Omit images. Retype all entries verbatim.
#### Material provided
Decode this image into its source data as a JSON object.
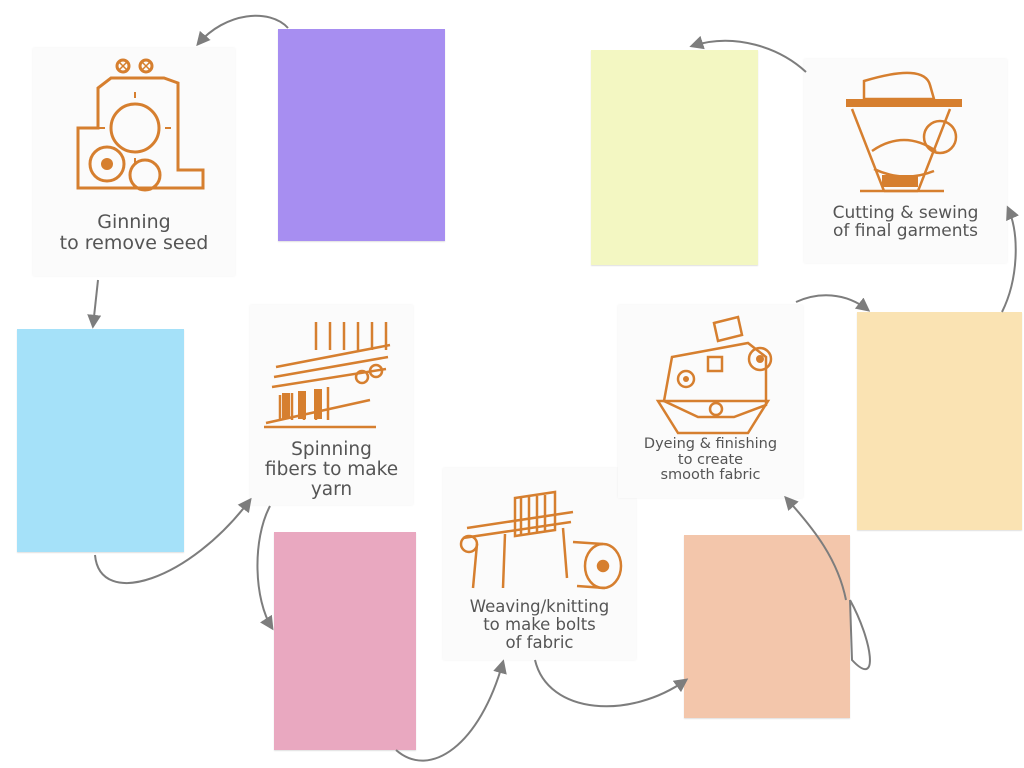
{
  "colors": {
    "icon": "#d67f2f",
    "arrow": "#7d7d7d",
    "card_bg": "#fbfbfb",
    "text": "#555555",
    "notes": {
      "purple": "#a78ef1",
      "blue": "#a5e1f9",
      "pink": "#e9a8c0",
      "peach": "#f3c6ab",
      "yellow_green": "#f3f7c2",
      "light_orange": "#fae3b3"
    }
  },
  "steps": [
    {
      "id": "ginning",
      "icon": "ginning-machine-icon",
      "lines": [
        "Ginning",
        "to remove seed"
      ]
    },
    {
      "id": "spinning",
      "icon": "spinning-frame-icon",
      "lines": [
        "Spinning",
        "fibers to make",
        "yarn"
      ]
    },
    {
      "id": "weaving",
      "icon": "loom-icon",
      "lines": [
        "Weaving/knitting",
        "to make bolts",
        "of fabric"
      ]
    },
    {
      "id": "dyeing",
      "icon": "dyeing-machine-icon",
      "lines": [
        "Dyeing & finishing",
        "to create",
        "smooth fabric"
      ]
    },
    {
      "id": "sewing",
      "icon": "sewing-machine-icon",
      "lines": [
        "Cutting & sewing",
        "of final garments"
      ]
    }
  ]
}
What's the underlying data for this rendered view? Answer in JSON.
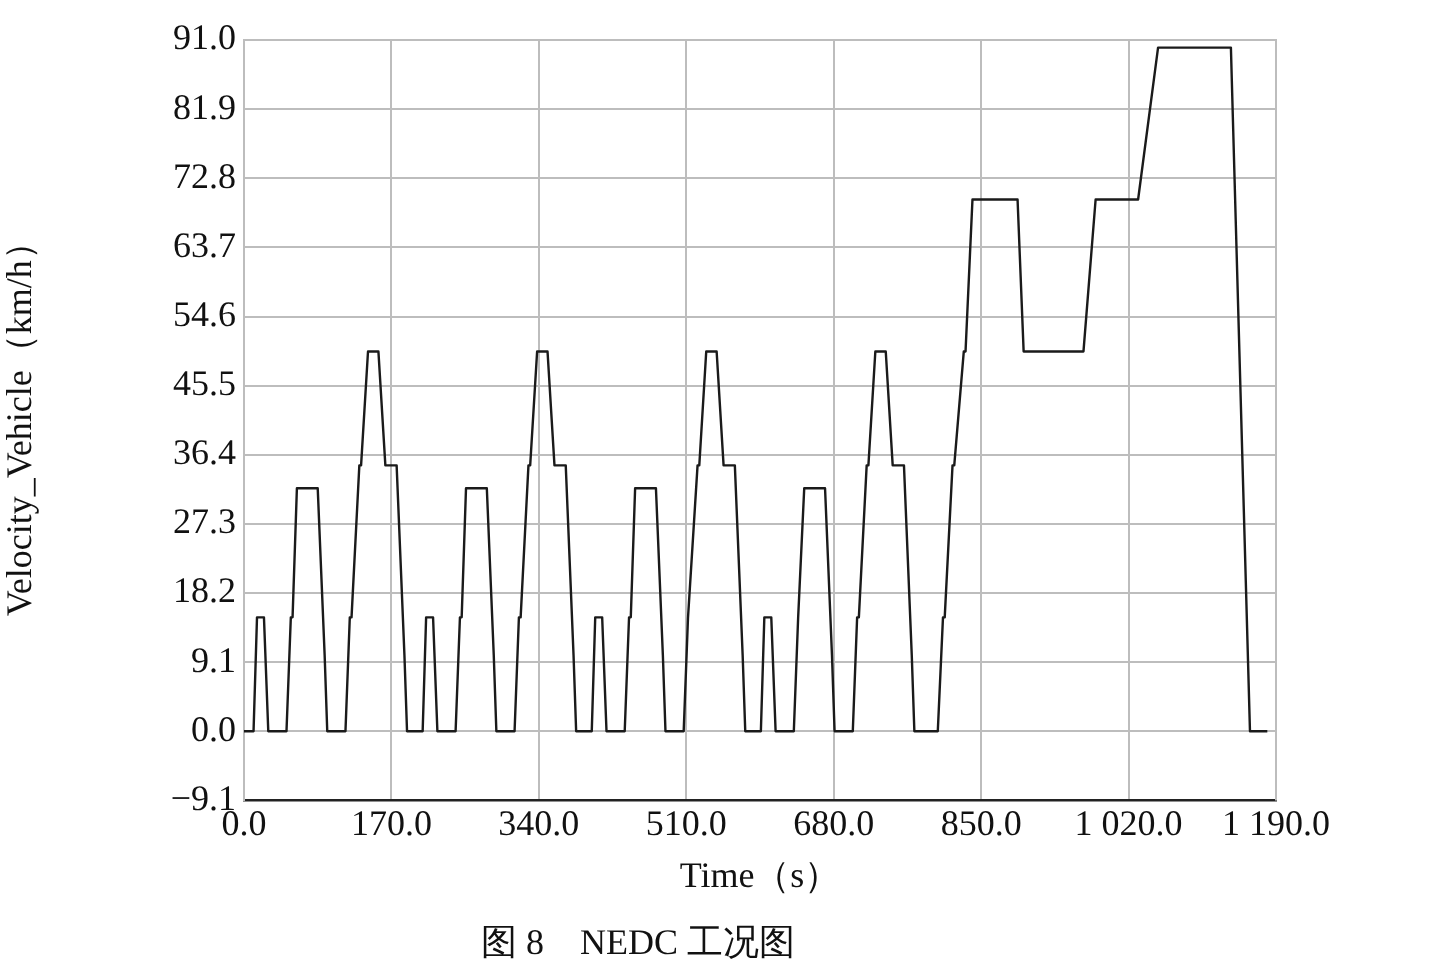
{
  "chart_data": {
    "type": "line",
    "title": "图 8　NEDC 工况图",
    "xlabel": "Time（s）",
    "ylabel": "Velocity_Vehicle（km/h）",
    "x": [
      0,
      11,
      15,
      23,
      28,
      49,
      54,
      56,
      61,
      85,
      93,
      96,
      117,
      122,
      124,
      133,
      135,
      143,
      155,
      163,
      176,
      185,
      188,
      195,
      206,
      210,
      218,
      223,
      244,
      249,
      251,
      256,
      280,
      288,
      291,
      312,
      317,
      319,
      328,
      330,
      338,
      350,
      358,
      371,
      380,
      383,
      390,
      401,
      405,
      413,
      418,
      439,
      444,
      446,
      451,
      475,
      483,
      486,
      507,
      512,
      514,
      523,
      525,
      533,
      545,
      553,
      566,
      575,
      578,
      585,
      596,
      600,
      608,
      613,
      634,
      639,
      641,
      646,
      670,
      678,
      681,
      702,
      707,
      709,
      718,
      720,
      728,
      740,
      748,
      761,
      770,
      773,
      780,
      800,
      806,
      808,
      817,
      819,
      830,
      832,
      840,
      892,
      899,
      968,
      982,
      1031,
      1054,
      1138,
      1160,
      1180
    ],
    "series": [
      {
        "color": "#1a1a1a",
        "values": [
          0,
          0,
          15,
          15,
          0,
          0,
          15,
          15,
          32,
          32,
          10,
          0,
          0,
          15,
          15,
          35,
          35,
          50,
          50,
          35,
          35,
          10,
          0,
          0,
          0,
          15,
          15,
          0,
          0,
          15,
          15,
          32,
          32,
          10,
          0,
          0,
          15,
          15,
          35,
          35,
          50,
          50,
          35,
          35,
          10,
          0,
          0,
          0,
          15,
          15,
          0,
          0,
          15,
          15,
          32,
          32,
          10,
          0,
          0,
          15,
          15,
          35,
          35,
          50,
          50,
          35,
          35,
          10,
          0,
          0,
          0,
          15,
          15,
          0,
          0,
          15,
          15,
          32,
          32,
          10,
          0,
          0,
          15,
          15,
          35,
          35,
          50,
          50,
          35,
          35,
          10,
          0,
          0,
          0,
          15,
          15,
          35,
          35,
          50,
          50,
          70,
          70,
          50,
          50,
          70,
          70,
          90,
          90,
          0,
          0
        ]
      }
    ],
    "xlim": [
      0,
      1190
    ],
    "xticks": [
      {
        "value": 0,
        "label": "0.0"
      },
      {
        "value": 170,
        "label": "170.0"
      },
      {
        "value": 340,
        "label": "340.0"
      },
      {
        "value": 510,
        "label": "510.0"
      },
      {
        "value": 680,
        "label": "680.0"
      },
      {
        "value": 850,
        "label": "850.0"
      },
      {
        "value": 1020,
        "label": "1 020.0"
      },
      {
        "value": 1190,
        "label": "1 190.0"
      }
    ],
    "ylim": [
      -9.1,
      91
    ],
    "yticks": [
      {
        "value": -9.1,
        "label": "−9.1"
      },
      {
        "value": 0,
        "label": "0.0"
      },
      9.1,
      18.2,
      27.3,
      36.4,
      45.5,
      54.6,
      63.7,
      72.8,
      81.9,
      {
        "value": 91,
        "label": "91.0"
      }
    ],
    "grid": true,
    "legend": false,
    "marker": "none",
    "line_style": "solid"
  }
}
########
#### Answer to this problem
Decode this image into its source data as a JSON object.
{
  "colors": {
    "icon": "#d67f2f",
    "arrow": "#7d7d7d",
    "card_bg": "#fbfbfb",
    "text": "#555555",
    "notes": {
      "purple": "#a78ef1",
      "blue": "#a5e1f9",
      "pink": "#e9a8c0",
      "peach": "#f3c6ab",
      "yellow_green": "#f3f7c2",
      "light_orange": "#fae3b3"
    }
  },
  "steps": [
    {
      "id": "ginning",
      "icon": "ginning-machine-icon",
      "lines": [
        "Ginning",
        "to remove seed"
      ]
    },
    {
      "id": "spinning",
      "icon": "spinning-frame-icon",
      "lines": [
        "Spinning",
        "fibers to make",
        "yarn"
      ]
    },
    {
      "id": "weaving",
      "icon": "loom-icon",
      "lines": [
        "Weaving/knitting",
        "to make bolts",
        "of fabric"
      ]
    },
    {
      "id": "dyeing",
      "icon": "dyeing-machine-icon",
      "lines": [
        "Dyeing & finishing",
        "to create",
        "smooth fabric"
      ]
    },
    {
      "id": "sewing",
      "icon": "sewing-machine-icon",
      "lines": [
        "Cutting & sewing",
        "of final garments"
      ]
    }
  ]
}
What's the underlying data for this rendered view? Answer in JSON.
{
  "chart_data": {
    "type": "line",
    "title": "图 8　NEDC 工况图",
    "xlabel": "Time（s）",
    "ylabel": "Velocity_Vehicle（km/h）",
    "x": [
      0,
      11,
      15,
      23,
      28,
      49,
      54,
      56,
      61,
      85,
      93,
      96,
      117,
      122,
      124,
      133,
      135,
      143,
      155,
      163,
      176,
      185,
      188,
      195,
      206,
      210,
      218,
      223,
      244,
      249,
      251,
      256,
      280,
      288,
      291,
      312,
      317,
      319,
      328,
      330,
      338,
      350,
      358,
      371,
      380,
      383,
      390,
      401,
      405,
      413,
      418,
      439,
      444,
      446,
      451,
      475,
      483,
      486,
      507,
      512,
      514,
      523,
      525,
      533,
      545,
      553,
      566,
      575,
      578,
      585,
      596,
      600,
      608,
      613,
      634,
      639,
      641,
      646,
      670,
      678,
      681,
      702,
      707,
      709,
      718,
      720,
      728,
      740,
      748,
      761,
      770,
      773,
      780,
      800,
      806,
      808,
      817,
      819,
      830,
      832,
      840,
      892,
      899,
      968,
      982,
      1031,
      1054,
      1138,
      1160,
      1180
    ],
    "series": [
      {
        "color": "#1a1a1a",
        "values": [
          0,
          0,
          15,
          15,
          0,
          0,
          15,
          15,
          32,
          32,
          10,
          0,
          0,
          15,
          15,
          35,
          35,
          50,
          50,
          35,
          35,
          10,
          0,
          0,
          0,
          15,
          15,
          0,
          0,
          15,
          15,
          32,
          32,
          10,
          0,
          0,
          15,
          15,
          35,
          35,
          50,
          50,
          35,
          35,
          10,
          0,
          0,
          0,
          15,
          15,
          0,
          0,
          15,
          15,
          32,
          32,
          10,
          0,
          0,
          15,
          15,
          35,
          35,
          50,
          50,
          35,
          35,
          10,
          0,
          0,
          0,
          15,
          15,
          0,
          0,
          15,
          15,
          32,
          32,
          10,
          0,
          0,
          15,
          15,
          35,
          35,
          50,
          50,
          35,
          35,
          10,
          0,
          0,
          0,
          15,
          15,
          35,
          35,
          50,
          50,
          70,
          70,
          50,
          50,
          70,
          70,
          90,
          90,
          0,
          0
        ]
      }
    ],
    "xlim": [
      0,
      1190
    ],
    "xticks": [
      {
        "value": 0,
        "label": "0.0"
      },
      {
        "value": 170,
        "label": "170.0"
      },
      {
        "value": 340,
        "label": "340.0"
      },
      {
        "value": 510,
        "label": "510.0"
      },
      {
        "value": 680,
        "label": "680.0"
      },
      {
        "value": 850,
        "label": "850.0"
      },
      {
        "value": 1020,
        "label": "1 020.0"
      },
      {
        "value": 1190,
        "label": "1 190.0"
      }
    ],
    "ylim": [
      -9.1,
      91
    ],
    "yticks": [
      {
        "value": -9.1,
        "label": "−9.1"
      },
      {
        "value": 0,
        "label": "0.0"
      },
      9.1,
      18.2,
      27.3,
      36.4,
      45.5,
      54.6,
      63.7,
      72.8,
      81.9,
      {
        "value": 91,
        "label": "91.0"
      }
    ],
    "grid": true,
    "legend": false,
    "marker": "none",
    "line_style": "solid"
  }
}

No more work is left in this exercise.